THE EXERCISE
Return each line of the records holding the string "Indicates".

DATASET EXCERPTS
[START]

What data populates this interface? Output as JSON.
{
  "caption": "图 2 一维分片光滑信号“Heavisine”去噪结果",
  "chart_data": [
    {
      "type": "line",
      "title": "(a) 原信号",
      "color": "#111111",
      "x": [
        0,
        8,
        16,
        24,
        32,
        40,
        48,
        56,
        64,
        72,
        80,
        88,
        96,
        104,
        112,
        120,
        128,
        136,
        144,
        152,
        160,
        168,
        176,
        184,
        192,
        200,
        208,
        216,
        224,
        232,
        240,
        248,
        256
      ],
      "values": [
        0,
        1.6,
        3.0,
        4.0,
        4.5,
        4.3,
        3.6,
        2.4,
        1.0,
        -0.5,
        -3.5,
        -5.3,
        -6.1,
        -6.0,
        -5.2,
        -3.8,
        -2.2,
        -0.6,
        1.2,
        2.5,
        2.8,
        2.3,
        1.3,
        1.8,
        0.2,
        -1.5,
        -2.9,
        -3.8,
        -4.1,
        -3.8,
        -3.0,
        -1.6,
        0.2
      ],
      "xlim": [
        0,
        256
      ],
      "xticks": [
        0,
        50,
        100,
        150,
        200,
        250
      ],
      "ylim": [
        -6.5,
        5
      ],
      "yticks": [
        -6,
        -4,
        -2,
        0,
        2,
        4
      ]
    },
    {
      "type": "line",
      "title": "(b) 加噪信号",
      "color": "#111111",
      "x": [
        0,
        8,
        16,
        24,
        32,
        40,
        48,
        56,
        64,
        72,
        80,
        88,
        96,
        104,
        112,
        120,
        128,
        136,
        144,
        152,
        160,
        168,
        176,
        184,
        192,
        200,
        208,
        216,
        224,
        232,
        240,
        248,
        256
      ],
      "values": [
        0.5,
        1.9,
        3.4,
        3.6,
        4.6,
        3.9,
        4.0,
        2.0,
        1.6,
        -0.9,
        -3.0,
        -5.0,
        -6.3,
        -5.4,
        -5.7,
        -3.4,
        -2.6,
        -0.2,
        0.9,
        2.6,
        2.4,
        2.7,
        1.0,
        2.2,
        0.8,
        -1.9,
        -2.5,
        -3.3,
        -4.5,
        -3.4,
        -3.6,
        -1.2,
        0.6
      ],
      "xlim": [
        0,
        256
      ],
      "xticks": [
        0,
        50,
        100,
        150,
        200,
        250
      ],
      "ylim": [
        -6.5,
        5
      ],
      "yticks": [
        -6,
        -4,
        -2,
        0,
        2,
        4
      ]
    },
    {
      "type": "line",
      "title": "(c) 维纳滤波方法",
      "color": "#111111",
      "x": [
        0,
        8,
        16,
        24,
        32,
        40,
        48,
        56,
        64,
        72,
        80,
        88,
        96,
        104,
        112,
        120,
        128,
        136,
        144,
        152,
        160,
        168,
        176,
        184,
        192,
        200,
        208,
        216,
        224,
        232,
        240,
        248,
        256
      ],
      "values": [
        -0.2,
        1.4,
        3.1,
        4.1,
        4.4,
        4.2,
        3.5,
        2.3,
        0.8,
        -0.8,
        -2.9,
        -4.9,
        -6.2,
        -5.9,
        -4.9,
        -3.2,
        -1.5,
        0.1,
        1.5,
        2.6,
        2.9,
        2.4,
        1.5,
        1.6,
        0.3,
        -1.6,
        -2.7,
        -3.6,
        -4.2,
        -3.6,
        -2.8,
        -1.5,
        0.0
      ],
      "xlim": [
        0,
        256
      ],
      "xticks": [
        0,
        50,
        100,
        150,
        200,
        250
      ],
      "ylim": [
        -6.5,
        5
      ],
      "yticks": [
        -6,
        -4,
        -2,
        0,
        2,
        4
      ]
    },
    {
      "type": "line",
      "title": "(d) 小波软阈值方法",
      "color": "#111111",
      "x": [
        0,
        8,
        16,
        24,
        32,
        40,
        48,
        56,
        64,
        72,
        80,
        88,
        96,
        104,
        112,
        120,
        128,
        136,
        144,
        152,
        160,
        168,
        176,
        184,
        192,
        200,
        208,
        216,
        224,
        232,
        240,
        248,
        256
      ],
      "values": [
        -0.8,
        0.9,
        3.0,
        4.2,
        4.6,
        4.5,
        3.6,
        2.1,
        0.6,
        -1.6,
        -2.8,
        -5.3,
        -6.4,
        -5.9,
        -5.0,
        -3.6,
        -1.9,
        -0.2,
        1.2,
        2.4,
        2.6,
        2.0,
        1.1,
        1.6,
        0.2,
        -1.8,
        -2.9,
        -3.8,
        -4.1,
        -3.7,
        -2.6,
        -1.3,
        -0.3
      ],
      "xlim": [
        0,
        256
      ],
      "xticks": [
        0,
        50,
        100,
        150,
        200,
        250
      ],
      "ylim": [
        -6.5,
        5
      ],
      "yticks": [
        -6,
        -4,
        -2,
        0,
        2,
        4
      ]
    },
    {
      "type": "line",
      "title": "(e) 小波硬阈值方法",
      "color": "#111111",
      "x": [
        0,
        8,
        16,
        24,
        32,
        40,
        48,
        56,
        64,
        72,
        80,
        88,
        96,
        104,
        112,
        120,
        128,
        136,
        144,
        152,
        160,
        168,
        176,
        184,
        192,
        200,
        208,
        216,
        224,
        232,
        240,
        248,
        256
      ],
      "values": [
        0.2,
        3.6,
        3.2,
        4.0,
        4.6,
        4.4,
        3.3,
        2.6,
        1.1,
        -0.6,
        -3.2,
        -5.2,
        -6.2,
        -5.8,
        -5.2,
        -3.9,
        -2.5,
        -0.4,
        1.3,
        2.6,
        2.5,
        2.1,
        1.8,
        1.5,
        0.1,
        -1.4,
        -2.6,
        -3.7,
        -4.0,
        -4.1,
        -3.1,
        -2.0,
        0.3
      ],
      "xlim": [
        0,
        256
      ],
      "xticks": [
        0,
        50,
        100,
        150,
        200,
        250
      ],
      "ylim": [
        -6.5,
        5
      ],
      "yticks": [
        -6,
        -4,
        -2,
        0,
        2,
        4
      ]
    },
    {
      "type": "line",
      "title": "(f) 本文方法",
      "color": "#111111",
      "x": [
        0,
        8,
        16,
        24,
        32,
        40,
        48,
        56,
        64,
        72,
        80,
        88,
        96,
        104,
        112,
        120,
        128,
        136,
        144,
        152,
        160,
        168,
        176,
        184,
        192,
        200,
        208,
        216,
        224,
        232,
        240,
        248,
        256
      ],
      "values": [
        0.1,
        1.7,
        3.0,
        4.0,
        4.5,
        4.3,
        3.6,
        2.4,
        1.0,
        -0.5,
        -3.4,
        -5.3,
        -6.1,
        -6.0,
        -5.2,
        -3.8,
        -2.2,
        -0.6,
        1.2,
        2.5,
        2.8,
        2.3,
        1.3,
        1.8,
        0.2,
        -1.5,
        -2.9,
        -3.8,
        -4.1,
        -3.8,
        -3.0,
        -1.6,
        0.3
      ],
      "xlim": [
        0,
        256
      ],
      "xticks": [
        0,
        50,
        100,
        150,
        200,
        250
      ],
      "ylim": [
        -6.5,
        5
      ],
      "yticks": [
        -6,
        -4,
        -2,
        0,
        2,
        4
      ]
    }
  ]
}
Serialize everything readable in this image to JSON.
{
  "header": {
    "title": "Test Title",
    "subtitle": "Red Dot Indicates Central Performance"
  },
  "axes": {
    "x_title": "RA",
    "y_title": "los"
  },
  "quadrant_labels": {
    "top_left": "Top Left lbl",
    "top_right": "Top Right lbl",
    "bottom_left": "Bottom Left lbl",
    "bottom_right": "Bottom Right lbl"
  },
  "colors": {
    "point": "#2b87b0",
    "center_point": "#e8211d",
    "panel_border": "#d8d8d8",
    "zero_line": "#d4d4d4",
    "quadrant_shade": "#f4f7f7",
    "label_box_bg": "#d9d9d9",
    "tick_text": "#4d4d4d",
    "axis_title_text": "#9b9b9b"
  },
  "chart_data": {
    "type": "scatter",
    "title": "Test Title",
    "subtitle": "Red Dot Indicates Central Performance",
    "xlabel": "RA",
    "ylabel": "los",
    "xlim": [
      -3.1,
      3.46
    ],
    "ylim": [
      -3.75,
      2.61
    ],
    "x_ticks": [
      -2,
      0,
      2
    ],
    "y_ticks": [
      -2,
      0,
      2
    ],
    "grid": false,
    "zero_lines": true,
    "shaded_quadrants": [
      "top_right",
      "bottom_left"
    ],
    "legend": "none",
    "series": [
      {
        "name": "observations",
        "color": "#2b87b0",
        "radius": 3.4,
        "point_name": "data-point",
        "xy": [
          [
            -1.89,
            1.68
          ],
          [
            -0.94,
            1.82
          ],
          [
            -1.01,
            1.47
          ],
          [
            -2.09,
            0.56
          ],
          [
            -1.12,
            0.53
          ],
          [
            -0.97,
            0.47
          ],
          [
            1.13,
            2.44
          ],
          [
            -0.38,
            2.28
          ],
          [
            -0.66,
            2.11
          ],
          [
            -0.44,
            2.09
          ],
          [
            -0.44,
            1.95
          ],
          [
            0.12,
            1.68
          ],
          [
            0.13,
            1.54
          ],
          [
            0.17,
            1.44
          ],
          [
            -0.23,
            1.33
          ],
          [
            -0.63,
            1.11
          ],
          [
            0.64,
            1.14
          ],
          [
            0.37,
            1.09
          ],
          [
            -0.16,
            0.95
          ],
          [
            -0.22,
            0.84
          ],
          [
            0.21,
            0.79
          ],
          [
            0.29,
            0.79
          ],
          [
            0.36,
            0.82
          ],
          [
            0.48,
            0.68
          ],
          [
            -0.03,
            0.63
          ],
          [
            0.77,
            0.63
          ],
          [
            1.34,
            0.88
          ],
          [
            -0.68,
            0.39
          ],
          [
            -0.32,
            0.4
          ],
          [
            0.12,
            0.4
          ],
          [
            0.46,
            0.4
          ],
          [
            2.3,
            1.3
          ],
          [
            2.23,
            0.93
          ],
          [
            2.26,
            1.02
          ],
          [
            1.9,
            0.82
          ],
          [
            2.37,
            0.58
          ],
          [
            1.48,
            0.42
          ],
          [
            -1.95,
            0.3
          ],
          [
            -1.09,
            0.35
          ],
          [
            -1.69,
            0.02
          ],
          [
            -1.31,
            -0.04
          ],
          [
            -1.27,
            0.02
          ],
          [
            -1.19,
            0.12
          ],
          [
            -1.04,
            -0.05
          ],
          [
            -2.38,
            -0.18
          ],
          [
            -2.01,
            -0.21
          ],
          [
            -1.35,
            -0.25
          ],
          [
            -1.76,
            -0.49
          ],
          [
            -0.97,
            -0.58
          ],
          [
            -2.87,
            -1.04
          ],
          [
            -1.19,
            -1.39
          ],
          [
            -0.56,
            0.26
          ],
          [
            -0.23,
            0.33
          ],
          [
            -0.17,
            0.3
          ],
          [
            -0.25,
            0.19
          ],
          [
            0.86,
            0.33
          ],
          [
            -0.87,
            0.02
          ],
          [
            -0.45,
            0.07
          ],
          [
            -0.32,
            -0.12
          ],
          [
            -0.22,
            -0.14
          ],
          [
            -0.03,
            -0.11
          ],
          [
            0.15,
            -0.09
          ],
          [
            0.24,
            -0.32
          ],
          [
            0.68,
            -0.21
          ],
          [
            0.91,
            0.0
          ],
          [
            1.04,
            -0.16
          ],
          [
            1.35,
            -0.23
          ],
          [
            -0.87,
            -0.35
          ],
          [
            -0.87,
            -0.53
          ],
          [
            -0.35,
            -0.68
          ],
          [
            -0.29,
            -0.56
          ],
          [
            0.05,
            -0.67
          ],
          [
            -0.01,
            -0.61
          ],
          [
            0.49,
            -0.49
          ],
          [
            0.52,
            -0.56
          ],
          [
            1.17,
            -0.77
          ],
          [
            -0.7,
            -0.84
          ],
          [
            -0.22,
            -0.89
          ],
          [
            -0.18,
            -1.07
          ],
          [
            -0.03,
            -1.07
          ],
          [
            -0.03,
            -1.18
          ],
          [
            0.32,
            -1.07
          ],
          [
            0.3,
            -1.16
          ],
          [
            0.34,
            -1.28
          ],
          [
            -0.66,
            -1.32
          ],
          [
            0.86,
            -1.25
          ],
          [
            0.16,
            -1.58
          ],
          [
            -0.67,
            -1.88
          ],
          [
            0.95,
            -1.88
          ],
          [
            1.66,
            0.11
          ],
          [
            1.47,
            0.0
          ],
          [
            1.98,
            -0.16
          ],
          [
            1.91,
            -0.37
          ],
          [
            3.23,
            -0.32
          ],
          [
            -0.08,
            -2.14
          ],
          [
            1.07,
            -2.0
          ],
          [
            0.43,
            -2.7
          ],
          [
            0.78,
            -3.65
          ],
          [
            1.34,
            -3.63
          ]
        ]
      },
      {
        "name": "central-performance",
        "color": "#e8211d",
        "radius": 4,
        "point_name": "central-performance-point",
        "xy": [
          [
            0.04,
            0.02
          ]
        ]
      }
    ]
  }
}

[END]

COMPLETE OUTPUT
    "subtitle": "Red Dot Indicates Central Performance"
    "subtitle": "Red Dot Indicates Central Performance",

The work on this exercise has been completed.